> _JOB_
Each entry below is to be given again word for word, with no pictures.

> _RECORDS FOR THIS TASK_
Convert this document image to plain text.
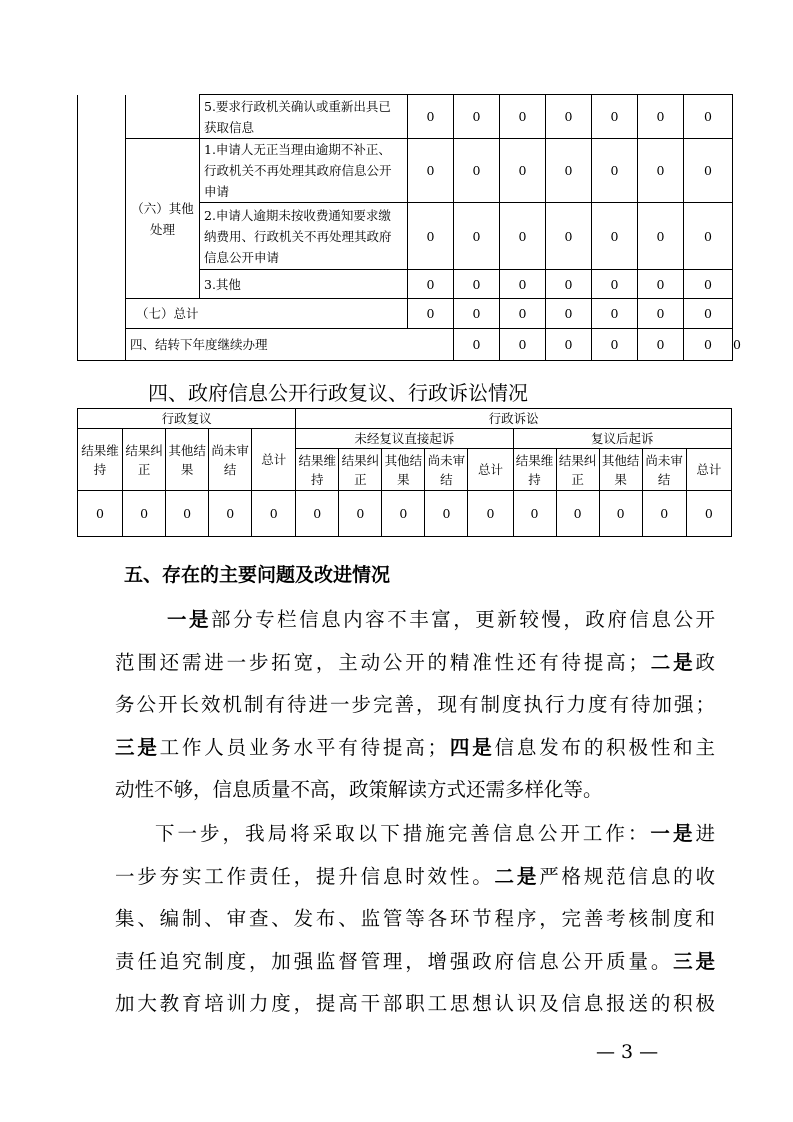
		5.要求行政机关确认或重新出具已获取信息	0	0	0	0	0	0	0	
	（六）其他处理	1.申请人无正当理由逾期不补正、行政机关不再处理其政府信息公开申请	0	0	0	0	0	0	0	
		2.申请人逾期未按收费通知要求缴纳费用、行政机关不再处理其政府信息公开申请	0	0	0	0	0	0	0	
		3.其他	0	0	0	0	0	0	0	
	（七）总计		0	0	0	0	0	0	0	
	四、结转下年度继续办理			0	0	0	0	0	0	0
四、政府信息公开行政复议、行政诉讼情况
行政复议					行政诉讼									
结果维持	结果纠正	其他结果	尚未审结	总计	未经复议直接起诉					复议后起诉				
					结果维持	结果纠正	其他结果	尚未审结	总计	结果维持	结果纠正	其他结果	尚未审结	总计
0	0	0	0	0	0	0	0	0	0	0	0	0	0	0
五、存在的主要问题及改进情况
一是部分专栏信息内容不丰富，更新较慢，政府信息公开
范围还需进一步拓宽，主动公开的精准性还有待提高；二是政
务公开长效机制有待进一步完善，现有制度执行力度有待加强；
三是工作人员业务水平有待提高；四是信息发布的积极性和主
动性不够，信息质量不高，政策解读方式还需多样化等。
下一步，我局将采取以下措施完善信息公开工作：一是进
一步夯实工作责任，提升信息时效性。二是严格规范信息的收
集、编制、审查、发布、监管等各环节程序，完善考核制度和
责任追究制度，加强监督管理，增强政府信息公开质量。三是
加大教育培训力度，提高干部职工思想认识及信息报送的积极
— 3 —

> _COMPLETE ANSWER_
Convert this document image to plain text.
		5.要求行政机关确认或重新出具已获取信息	0	0	0	0	0	0	0	
	（六）其他处理	1.申请人无正当理由逾期不补正、行政机关不再处理其政府信息公开申请	0	0	0	0	0	0	0	
		2.申请人逾期未按收费通知要求缴纳费用、行政机关不再处理其政府信息公开申请	0	0	0	0	0	0	0	
		3.其他	0	0	0	0	0	0	0	
	（七）总计		0	0	0	0	0	0	0	
	四、结转下年度继续办理			0	0	0	0	0	0	0
四、政府信息公开行政复议、行政诉讼情况
行政复议					行政诉讼									
结果维持	结果纠正	其他结果	尚未审结	总计	未经复议直接起诉					复议后起诉				
					结果维持	结果纠正	其他结果	尚未审结	总计	结果维持	结果纠正	其他结果	尚未审结	总计
0	0	0	0	0	0	0	0	0	0	0	0	0	0	0
五、存在的主要问题及改进情况
一是部分专栏信息内容不丰富，更新较慢，政府信息公开
范围还需进一步拓宽，主动公开的精准性还有待提高；二是政
务公开长效机制有待进一步完善，现有制度执行力度有待加强；
三是工作人员业务水平有待提高；四是信息发布的积极性和主
动性不够，信息质量不高，政策解读方式还需多样化等。
下一步，我局将采取以下措施完善信息公开工作：一是进
一步夯实工作责任，提升信息时效性。二是严格规范信息的收
集、编制、审查、发布、监管等各环节程序，完善考核制度和
责任追究制度，加强监督管理，增强政府信息公开质量。三是
加大教育培训力度，提高干部职工思想认识及信息报送的积极
— 3 —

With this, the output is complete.